* Input records
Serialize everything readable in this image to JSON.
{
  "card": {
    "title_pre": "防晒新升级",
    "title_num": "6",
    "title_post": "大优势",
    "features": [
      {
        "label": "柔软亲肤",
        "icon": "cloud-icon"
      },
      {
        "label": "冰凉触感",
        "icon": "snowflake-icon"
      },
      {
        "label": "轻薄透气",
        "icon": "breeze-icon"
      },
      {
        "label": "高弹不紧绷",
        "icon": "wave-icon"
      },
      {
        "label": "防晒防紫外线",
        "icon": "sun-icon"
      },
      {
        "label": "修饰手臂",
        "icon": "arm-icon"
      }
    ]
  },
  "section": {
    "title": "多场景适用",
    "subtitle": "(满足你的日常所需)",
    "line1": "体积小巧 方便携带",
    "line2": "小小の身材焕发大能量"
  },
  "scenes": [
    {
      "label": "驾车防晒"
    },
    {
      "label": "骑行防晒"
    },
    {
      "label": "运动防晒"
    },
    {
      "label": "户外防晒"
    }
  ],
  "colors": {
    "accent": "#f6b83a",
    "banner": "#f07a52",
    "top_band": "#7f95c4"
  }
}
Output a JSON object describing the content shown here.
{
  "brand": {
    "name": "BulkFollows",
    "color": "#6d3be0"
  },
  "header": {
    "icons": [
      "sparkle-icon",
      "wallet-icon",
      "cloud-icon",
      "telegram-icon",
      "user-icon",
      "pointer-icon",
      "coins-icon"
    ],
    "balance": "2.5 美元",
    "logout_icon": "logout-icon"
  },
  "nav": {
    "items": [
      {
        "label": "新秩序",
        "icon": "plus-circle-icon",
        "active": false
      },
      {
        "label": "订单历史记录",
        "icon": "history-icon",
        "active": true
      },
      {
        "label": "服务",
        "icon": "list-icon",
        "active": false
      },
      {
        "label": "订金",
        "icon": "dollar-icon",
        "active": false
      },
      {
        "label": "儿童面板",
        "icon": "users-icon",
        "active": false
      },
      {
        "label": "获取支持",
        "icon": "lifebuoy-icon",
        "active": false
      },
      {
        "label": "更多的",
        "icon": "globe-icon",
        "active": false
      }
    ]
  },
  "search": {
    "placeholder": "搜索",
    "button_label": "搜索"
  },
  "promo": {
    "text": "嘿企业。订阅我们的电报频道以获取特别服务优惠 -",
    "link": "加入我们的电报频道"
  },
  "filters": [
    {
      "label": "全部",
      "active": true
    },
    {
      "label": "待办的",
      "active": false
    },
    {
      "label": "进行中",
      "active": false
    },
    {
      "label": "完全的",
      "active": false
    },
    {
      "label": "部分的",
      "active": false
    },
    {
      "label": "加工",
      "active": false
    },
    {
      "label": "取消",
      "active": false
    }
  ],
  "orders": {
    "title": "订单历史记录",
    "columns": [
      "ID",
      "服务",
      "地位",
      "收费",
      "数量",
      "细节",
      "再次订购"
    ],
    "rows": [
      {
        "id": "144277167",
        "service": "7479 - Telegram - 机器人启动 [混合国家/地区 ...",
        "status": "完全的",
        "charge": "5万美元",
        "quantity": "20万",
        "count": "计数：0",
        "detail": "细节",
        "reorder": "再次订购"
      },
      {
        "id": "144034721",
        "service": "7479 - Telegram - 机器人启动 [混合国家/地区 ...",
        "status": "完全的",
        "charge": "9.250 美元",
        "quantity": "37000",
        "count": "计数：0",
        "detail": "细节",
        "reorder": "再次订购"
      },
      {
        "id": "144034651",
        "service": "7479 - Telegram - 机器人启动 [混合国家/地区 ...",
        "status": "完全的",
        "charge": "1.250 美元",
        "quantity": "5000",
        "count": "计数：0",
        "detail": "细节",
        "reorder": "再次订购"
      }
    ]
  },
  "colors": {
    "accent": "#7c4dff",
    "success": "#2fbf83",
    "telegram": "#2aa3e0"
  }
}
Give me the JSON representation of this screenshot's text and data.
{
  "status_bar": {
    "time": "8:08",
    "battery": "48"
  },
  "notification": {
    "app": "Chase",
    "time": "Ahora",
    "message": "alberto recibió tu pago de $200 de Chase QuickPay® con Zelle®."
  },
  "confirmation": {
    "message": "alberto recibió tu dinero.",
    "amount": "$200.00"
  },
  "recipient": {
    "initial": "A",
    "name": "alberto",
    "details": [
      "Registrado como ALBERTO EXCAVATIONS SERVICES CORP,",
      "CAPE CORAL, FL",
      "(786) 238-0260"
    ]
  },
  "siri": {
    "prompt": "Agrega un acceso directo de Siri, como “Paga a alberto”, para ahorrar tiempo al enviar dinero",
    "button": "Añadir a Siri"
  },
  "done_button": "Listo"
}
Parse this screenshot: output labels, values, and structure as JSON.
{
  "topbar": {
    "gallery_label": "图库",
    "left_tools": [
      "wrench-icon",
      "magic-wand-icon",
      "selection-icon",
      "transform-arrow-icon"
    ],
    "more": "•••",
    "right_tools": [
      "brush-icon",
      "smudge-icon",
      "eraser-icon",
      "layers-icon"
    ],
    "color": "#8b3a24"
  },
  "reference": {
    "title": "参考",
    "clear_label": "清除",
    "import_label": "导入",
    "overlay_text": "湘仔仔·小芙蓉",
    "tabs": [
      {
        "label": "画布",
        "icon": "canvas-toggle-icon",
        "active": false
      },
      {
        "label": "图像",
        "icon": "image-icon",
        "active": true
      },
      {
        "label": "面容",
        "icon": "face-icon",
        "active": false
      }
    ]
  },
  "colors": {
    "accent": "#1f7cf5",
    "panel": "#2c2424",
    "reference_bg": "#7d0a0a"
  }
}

* Stated exercise
Return what is listed above, exactly and completely.

* Answer for the task
Serialize everything readable in this image to JSON.
{
  "card": {
    "title_pre": "防晒新升级",
    "title_num": "6",
    "title_post": "大优势",
    "features": [
      {
        "label": "柔软亲肤",
        "icon": "cloud-icon"
      },
      {
        "label": "冰凉触感",
        "icon": "snowflake-icon"
      },
      {
        "label": "轻薄透气",
        "icon": "breeze-icon"
      },
      {
        "label": "高弹不紧绷",
        "icon": "wave-icon"
      },
      {
        "label": "防晒防紫外线",
        "icon": "sun-icon"
      },
      {
        "label": "修饰手臂",
        "icon": "arm-icon"
      }
    ]
  },
  "section": {
    "title": "多场景适用",
    "subtitle": "(满足你的日常所需)",
    "line1": "体积小巧 方便携带",
    "line2": "小小の身材焕发大能量"
  },
  "scenes": [
    {
      "label": "驾车防晒"
    },
    {
      "label": "骑行防晒"
    },
    {
      "label": "运动防晒"
    },
    {
      "label": "户外防晒"
    }
  ],
  "colors": {
    "accent": "#f6b83a",
    "banner": "#f07a52",
    "top_band": "#7f95c4"
  }
}
Output a JSON object describing the content shown here.
{
  "brand": {
    "name": "BulkFollows",
    "color": "#6d3be0"
  },
  "header": {
    "icons": [
      "sparkle-icon",
      "wallet-icon",
      "cloud-icon",
      "telegram-icon",
      "user-icon",
      "pointer-icon",
      "coins-icon"
    ],
    "balance": "2.5 美元",
    "logout_icon": "logout-icon"
  },
  "nav": {
    "items": [
      {
        "label": "新秩序",
        "icon": "plus-circle-icon",
        "active": false
      },
      {
        "label": "订单历史记录",
        "icon": "history-icon",
        "active": true
      },
      {
        "label": "服务",
        "icon": "list-icon",
        "active": false
      },
      {
        "label": "订金",
        "icon": "dollar-icon",
        "active": false
      },
      {
        "label": "儿童面板",
        "icon": "users-icon",
        "active": false
      },
      {
        "label": "获取支持",
        "icon": "lifebuoy-icon",
        "active": false
      },
      {
        "label": "更多的",
        "icon": "globe-icon",
        "active": false
      }
    ]
  },
  "search": {
    "placeholder": "搜索",
    "button_label": "搜索"
  },
  "promo": {
    "text": "嘿企业。订阅我们的电报频道以获取特别服务优惠 -",
    "link": "加入我们的电报频道"
  },
  "filters": [
    {
      "label": "全部",
      "active": true
    },
    {
      "label": "待办的",
      "active": false
    },
    {
      "label": "进行中",
      "active": false
    },
    {
      "label": "完全的",
      "active": false
    },
    {
      "label": "部分的",
      "active": false
    },
    {
      "label": "加工",
      "active": false
    },
    {
      "label": "取消",
      "active": false
    }
  ],
  "orders": {
    "title": "订单历史记录",
    "columns": [
      "ID",
      "服务",
      "地位",
      "收费",
      "数量",
      "细节",
      "再次订购"
    ],
    "rows": [
      {
        "id": "144277167",
        "service": "7479 - Telegram - 机器人启动 [混合国家/地区 ...",
        "status": "完全的",
        "charge": "5万美元",
        "quantity": "20万",
        "count": "计数：0",
        "detail": "细节",
        "reorder": "再次订购"
      },
      {
        "id": "144034721",
        "service": "7479 - Telegram - 机器人启动 [混合国家/地区 ...",
        "status": "完全的",
        "charge": "9.250 美元",
        "quantity": "37000",
        "count": "计数：0",
        "detail": "细节",
        "reorder": "再次订购"
      },
      {
        "id": "144034651",
        "service": "7479 - Telegram - 机器人启动 [混合国家/地区 ...",
        "status": "完全的",
        "charge": "1.250 美元",
        "quantity": "5000",
        "count": "计数：0",
        "detail": "细节",
        "reorder": "再次订购"
      }
    ]
  },
  "colors": {
    "accent": "#7c4dff",
    "success": "#2fbf83",
    "telegram": "#2aa3e0"
  }
}
Give me the JSON representation of this screenshot's text and data.
{
  "status_bar": {
    "time": "8:08",
    "battery": "48"
  },
  "notification": {
    "app": "Chase",
    "time": "Ahora",
    "message": "alberto recibió tu pago de $200 de Chase QuickPay® con Zelle®."
  },
  "confirmation": {
    "message": "alberto recibió tu dinero.",
    "amount": "$200.00"
  },
  "recipient": {
    "initial": "A",
    "name": "alberto",
    "details": [
      "Registrado como ALBERTO EXCAVATIONS SERVICES CORP,",
      "CAPE CORAL, FL",
      "(786) 238-0260"
    ]
  },
  "siri": {
    "prompt": "Agrega un acceso directo de Siri, como “Paga a alberto”, para ahorrar tiempo al enviar dinero",
    "button": "Añadir a Siri"
  },
  "done_button": "Listo"
}
Parse this screenshot: output labels, values, and structure as JSON.
{
  "topbar": {
    "gallery_label": "图库",
    "left_tools": [
      "wrench-icon",
      "magic-wand-icon",
      "selection-icon",
      "transform-arrow-icon"
    ],
    "more": "•••",
    "right_tools": [
      "brush-icon",
      "smudge-icon",
      "eraser-icon",
      "layers-icon"
    ],
    "color": "#8b3a24"
  },
  "reference": {
    "title": "参考",
    "clear_label": "清除",
    "import_label": "导入",
    "overlay_text": "湘仔仔·小芙蓉",
    "tabs": [
      {
        "label": "画布",
        "icon": "canvas-toggle-icon",
        "active": false
      },
      {
        "label": "图像",
        "icon": "image-icon",
        "active": true
      },
      {
        "label": "面容",
        "icon": "face-icon",
        "active": false
      }
    ]
  },
  "colors": {
    "accent": "#1f7cf5",
    "panel": "#2c2424",
    "reference_bg": "#7d0a0a"
  }
}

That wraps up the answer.